Exercise goal:
Copy the lines of the listing from the line with "Detect and localize" through the line with "subtitle row: WATER", swapping "zucchini" for "squash" and leaving everything else unchanged.

Dataset records:

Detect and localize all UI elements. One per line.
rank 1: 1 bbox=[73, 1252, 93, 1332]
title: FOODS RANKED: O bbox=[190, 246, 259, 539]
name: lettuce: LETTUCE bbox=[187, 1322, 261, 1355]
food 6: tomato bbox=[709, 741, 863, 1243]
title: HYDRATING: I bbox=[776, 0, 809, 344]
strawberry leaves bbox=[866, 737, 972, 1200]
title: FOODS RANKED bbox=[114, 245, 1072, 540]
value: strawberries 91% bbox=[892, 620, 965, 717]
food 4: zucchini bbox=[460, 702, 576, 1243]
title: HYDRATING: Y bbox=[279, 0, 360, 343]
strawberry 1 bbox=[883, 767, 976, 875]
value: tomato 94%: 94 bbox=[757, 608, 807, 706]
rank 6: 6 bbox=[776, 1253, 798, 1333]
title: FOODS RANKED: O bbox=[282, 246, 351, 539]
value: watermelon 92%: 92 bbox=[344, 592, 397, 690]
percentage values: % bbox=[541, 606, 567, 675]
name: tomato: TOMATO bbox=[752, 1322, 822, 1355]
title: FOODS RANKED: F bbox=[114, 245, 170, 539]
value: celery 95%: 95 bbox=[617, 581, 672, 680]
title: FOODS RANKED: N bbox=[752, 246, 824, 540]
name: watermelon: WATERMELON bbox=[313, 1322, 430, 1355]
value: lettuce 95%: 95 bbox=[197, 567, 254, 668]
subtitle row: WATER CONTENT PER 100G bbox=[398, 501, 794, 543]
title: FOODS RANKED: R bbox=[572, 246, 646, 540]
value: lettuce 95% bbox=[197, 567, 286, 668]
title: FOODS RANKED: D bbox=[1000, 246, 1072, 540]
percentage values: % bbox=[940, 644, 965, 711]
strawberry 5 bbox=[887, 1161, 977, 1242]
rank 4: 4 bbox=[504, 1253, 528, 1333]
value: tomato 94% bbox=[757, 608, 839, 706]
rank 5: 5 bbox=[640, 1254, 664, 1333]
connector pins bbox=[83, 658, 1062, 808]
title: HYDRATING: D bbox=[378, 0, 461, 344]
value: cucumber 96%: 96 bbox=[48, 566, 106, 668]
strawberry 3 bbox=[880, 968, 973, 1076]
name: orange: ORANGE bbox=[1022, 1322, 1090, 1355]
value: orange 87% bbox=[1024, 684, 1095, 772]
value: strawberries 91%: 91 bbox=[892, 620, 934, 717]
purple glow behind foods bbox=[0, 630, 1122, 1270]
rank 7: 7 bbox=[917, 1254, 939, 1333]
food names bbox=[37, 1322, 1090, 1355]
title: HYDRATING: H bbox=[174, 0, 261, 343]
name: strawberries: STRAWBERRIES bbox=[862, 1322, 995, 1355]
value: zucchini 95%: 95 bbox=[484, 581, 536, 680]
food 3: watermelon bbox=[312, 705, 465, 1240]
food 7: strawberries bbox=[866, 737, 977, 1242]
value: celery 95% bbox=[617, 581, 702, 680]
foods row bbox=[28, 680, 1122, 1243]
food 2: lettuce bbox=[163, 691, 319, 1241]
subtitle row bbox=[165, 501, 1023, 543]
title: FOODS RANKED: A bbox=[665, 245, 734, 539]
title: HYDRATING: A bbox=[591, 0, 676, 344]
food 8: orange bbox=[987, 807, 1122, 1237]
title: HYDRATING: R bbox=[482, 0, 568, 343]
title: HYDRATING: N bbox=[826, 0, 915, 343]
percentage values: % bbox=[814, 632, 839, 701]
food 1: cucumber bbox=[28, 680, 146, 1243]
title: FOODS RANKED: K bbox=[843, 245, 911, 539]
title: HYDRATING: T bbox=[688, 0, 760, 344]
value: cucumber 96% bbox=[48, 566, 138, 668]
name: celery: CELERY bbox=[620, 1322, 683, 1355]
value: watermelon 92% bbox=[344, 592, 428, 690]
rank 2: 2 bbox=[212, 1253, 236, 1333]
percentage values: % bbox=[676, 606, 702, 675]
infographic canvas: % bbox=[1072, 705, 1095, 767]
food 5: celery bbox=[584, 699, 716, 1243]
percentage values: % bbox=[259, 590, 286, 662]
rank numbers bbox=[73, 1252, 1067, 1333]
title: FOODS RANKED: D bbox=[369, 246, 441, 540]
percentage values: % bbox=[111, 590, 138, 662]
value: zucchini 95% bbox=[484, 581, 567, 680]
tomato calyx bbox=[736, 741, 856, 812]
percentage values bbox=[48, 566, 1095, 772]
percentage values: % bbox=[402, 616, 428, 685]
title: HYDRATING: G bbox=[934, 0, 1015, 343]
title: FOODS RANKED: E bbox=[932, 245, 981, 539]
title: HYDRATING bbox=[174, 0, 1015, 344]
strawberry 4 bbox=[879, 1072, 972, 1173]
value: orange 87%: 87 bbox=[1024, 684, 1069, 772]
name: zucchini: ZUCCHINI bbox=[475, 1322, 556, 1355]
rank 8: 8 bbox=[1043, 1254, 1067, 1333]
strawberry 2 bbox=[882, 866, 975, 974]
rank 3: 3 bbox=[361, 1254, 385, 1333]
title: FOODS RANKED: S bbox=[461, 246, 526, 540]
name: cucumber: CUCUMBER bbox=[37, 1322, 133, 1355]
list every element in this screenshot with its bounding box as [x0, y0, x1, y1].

==

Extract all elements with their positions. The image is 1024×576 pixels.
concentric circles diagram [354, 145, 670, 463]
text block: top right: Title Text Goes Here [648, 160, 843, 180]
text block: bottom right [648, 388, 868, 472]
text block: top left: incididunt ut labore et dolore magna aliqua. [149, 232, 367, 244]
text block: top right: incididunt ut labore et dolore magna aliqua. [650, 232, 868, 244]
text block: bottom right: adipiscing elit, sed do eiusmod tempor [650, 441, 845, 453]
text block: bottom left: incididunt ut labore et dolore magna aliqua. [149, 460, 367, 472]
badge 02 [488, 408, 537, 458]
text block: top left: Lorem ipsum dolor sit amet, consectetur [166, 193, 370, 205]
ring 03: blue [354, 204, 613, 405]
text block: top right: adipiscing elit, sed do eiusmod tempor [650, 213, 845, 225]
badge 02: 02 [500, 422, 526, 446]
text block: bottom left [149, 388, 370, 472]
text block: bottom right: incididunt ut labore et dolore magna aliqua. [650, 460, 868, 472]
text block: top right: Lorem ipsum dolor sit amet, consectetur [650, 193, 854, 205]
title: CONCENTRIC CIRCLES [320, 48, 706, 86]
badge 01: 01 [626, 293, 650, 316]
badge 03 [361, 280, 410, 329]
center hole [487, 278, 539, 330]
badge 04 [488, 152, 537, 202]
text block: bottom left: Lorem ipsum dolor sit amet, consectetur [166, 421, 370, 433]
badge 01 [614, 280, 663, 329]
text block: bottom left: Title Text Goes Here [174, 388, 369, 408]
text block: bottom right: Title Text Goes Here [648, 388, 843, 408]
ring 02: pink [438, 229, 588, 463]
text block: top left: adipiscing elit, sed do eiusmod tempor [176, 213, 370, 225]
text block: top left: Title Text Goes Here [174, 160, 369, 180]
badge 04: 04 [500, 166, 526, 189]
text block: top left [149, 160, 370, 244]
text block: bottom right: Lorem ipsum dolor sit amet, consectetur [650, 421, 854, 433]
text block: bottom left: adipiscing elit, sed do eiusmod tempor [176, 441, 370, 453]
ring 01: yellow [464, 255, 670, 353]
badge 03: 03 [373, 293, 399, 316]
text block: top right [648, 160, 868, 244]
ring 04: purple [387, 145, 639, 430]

Solution below:
Detect and localize all UI elements. One per line.
rank 1: 1 bbox=[73, 1252, 93, 1332]
title: FOODS RANKED: O bbox=[190, 246, 259, 539]
name: lettuce: LETTUCE bbox=[187, 1322, 261, 1355]
food 6: tomato bbox=[709, 741, 863, 1243]
title: HYDRATING: I bbox=[776, 0, 809, 344]
strawberry leaves bbox=[866, 737, 972, 1200]
title: FOODS RANKED bbox=[114, 245, 1072, 540]
value: strawberries 91% bbox=[892, 620, 965, 717]
food 4: squash bbox=[460, 702, 576, 1243]
title: HYDRATING: Y bbox=[279, 0, 360, 343]
strawberry 1 bbox=[883, 767, 976, 875]
value: tomato 94%: 94 bbox=[757, 608, 807, 706]
rank 6: 6 bbox=[776, 1253, 798, 1333]
title: FOODS RANKED: O bbox=[282, 246, 351, 539]
value: watermelon 92%: 92 bbox=[344, 592, 397, 690]
percentage values: % bbox=[541, 606, 567, 675]
name: tomato: TOMATO bbox=[752, 1322, 822, 1355]
title: FOODS RANKED: F bbox=[114, 245, 170, 539]
value: celery 95%: 95 bbox=[617, 581, 672, 680]
title: FOODS RANKED: N bbox=[752, 246, 824, 540]
name: watermelon: WATERMELON bbox=[313, 1322, 430, 1355]
value: lettuce 95%: 95 bbox=[197, 567, 254, 668]
subtitle row: WATER CONTENT PER 100G bbox=[398, 501, 794, 543]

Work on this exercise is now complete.